Objective -> Reproduce the passage on the comedy show word for word, between "The show was named" and "repeated on BBC 7.", inclusive.

Extract ->
-=-=-=-=-

It started in 1989 as a radio show, devised by Bill Dare, on BBC Radio 1. The two pairings of Newman and Baddiel and Punt and Dennis were central to the show - they would later have spin-off television series of their own. Guest performers included Nick Hancock, Jo Brand, Jack Dee, and Mark Thomas.

It had four radio series, building up an audience and moving to better time slots. After the fourth series, it was decided to move the show to television. The television run started in 1991 on BBC 2. It lasted two series, a total of 13 episodes including its pilot, and obtained the honour of being the first programme to use the word 'wanker' on broadcast television in the UK. A spin-off book of the show was also published.

Famous sketches and running gags included the dad with the inability to dance; Ray, a man afflicted with a sarcastic tone of voice; Rob Newman's impression of Jonathan Ross; the "milky milky" man (the weird man in town your mother always warned you about) and, perhaps most famously in the second half of the second series, 'History Today' - two old men trying to conduct a serious history discussion TV show, but spend it throwing playground insults at each other. Robert Smith, lead singer of British rock band The Cure, made a guest appearance on one show in which Newman impersonated him.

The show was named after Mary Whitehouse, a prominent campaigner against what she saw as a decline in television standards and public morality. She threatened legal action against the show for its name.

Although the BBC has a huge back catalogue of comedy available on Videotape and DVD, the television series is notable for never having been released nor repeated. Episodes of the radio series have been repeated on BBC 7.

-=-=-=-=-

Stored rows ->
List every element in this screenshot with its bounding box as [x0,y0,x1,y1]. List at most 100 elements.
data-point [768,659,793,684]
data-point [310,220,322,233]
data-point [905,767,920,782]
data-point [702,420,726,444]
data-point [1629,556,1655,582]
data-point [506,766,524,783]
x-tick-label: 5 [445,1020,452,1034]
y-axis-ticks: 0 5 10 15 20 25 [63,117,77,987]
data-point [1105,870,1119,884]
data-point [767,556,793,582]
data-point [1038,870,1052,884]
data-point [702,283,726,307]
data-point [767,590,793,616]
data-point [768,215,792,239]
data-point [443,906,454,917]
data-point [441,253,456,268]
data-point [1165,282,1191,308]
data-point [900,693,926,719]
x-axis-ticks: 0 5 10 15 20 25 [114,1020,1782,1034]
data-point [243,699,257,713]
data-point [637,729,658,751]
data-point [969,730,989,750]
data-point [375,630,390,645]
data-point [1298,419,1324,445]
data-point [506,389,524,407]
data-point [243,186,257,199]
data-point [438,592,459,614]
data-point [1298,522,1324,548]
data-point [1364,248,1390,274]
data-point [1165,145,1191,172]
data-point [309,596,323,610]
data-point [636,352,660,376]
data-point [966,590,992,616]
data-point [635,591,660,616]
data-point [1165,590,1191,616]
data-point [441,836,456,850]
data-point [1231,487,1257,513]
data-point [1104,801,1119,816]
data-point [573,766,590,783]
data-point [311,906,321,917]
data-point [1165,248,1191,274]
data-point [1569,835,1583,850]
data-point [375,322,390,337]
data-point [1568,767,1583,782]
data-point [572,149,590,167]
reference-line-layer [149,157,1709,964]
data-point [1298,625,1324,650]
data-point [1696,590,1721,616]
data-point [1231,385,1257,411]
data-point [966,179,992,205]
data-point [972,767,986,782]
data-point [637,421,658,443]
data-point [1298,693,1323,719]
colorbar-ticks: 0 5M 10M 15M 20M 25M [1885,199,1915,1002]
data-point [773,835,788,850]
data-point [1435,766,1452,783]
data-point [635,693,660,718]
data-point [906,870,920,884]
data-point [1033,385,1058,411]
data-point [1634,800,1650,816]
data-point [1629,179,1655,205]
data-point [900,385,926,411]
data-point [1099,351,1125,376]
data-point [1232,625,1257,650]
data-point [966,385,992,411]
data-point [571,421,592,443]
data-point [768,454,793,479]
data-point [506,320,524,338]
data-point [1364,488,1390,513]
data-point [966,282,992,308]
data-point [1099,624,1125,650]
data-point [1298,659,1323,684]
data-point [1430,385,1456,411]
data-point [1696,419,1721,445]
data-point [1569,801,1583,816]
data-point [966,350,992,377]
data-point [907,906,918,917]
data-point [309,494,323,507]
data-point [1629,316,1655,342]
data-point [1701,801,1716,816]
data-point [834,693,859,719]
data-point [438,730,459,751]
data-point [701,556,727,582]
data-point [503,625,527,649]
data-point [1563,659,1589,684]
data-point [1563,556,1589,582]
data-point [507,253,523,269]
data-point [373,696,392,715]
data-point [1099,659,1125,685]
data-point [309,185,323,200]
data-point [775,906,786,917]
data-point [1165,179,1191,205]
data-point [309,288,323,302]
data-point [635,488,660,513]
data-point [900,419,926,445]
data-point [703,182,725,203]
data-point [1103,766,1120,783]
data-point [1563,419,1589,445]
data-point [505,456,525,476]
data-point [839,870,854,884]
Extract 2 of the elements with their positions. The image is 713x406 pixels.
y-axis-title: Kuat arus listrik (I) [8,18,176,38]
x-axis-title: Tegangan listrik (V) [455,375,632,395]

-=-=-=-=-

Answer to the exercise ->
The show was named after Mary Whitehouse, a prominent campaigner against what she saw as a decline in television standards and public morality. She threatened legal action against the show for its name.

Although the BBC has a huge back catalogue of comedy available on Videotape and DVD, the television series is notable for never having been released nor repeated. Episodes of the radio series have been repeated on BBC 7.